Bloc de texte
---+---

Pendant le repas, le chevalier inconnu dit beaucoup de paroles simples et édifiantes. Les marchands et les étudiants étaient tout oreilles, et faisaient plus d’attention à ses discours qu’aux mets qu’on leur servait. « Il faut que Luther soit ou un ange du ciel ou un diable de l’enfer, » dit l’un des marchands dans le courant de l’entretien. Puis il ajouta : « Je donnerais volontiers dix florins si je rencontrais Luther et si je pouvais me confesser à lui. »

Le souper fini, les marchands se levèrent ; les deux Suisses restèrent seuls avec le chevalier, qui, prenant un grand verre de bière, le leva et dit gravement, selon l’usage du pays : « Suisses ! encore un verre en actions de grâces. » Comme Kessler voulait prendre le verre, l’inconnu le posa et lui en offrit un rempli de vin. « Vous n’êtes pas accoutumés à la bière », lui dit-il.

Puis il se leva, jeta une cotte d’armes sur ses épaules, tendit la main aux étudiants et leur dit : « Quand vous arriverez à Wittemberg, saluez de ma part le docteur Jérôme Schurff. — Volontiers, répondirent-ils ; mais de la part de qui ? — Dites-lui simplement, répliqua-t-il : Celui qui doit venir vous salue. » A ces mots il sortit, les laissant dans l’admiration de sa grâce et de sa douceur.

Luther, car c’était bien lui, continua son voyage. On se rappelle qu’il avait été mis au ban de l’Empire ; quiconque le rencontrait et le reconnaissait pouvait donc mettre la main sur lui. Mais au moment où il accomplissait une entreprise qui l’exposait à tout, il était calme et serein, et il s’entretenait gaiement avec ceux qu’il rencontrait sur sa route.

Ce n’était pas qu’il se fît illusion. Il voyait l’avenir gros d’orages. « Satan, disait-il, est transporté de rage, et tous au tour de moi ne méditent que mort et qu’enferc. Je m’avance néanmoins, et je me jette au-devant de l’Empereur et du pape, n’ayant personne qui me garde, si ce n’est Dieu dans le ciel. Il a été donné pouvoir à tous, de par les hommes, de me tuer partout où l’on me trouvera. Mais Christ est le Seigneur de tous ; s’il veut qu’on me tue, qu’ainsi soit ! »

c – Furit Satanas ; et fremunt vicini undique, nescio quot mortibus et infernis. (L. Epp. II. 153.)

---+---

Enregistrements à traiter
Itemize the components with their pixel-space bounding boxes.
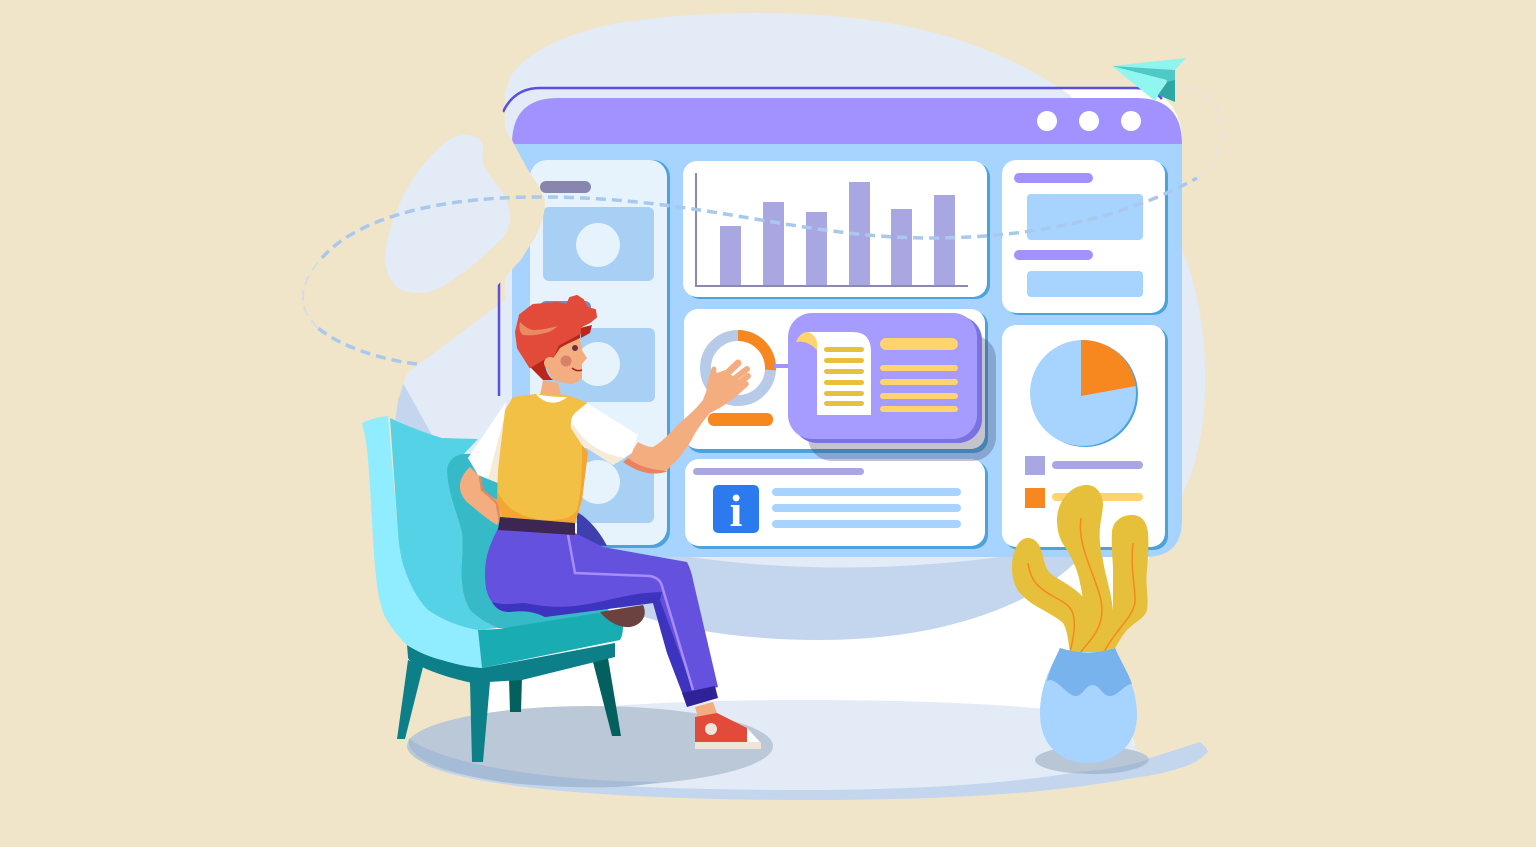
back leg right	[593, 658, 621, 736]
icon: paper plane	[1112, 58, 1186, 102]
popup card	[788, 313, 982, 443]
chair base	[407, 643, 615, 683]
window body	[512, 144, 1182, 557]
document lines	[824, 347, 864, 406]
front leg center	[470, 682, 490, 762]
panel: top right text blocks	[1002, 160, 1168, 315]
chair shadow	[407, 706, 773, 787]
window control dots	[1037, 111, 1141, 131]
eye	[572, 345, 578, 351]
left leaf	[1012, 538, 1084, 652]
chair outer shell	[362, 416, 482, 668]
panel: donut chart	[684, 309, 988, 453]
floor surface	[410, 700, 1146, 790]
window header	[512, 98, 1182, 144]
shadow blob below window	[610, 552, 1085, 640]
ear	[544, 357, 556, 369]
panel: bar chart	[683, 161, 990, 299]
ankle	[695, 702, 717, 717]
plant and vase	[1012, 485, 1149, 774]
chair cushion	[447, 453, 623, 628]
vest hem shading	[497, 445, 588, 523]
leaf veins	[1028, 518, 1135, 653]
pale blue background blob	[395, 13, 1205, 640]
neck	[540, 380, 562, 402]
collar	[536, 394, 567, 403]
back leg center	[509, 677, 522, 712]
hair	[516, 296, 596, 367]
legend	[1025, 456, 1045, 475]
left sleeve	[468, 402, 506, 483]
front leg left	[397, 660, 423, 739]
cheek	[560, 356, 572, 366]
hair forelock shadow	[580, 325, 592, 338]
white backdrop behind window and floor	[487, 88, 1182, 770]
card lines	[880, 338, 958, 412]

---+---

Actions à mener
A. D'après le texte sur Luther, combien de florins l'un des marchands donnerait-il volontiers pour rencontrer Luther et se confesser à lui ?
B. Dans les enregistrements, remplacez « chair » par « seat » en commençant à la ligne qui contient « 658, 621, 736] » et en vous arrêtant après celle qui contient « 453, 623, 628] ». Redonnez uniquement ces lignes, sans autre modification.

Liste des réponses
A. Dix florins.

B.
back leg right	[593, 658, 621, 736]
icon: paper plane	[1112, 58, 1186, 102]
popup card	[788, 313, 982, 443]
seat base	[407, 643, 615, 683]
window body	[512, 144, 1182, 557]
document lines	[824, 347, 864, 406]
front leg center	[470, 682, 490, 762]
panel: top right text blocks	[1002, 160, 1168, 315]
seat shadow	[407, 706, 773, 787]
window control dots	[1037, 111, 1141, 131]
eye	[572, 345, 578, 351]
left leaf	[1012, 538, 1084, 652]
seat outer shell	[362, 416, 482, 668]
panel: donut chart	[684, 309, 988, 453]
floor surface	[410, 700, 1146, 790]
window header	[512, 98, 1182, 144]
shadow blob below window	[610, 552, 1085, 640]
ear	[544, 357, 556, 369]
panel: bar chart	[683, 161, 990, 299]
ankle	[695, 702, 717, 717]
plant and vase	[1012, 485, 1149, 774]
seat cushion	[447, 453, 623, 628]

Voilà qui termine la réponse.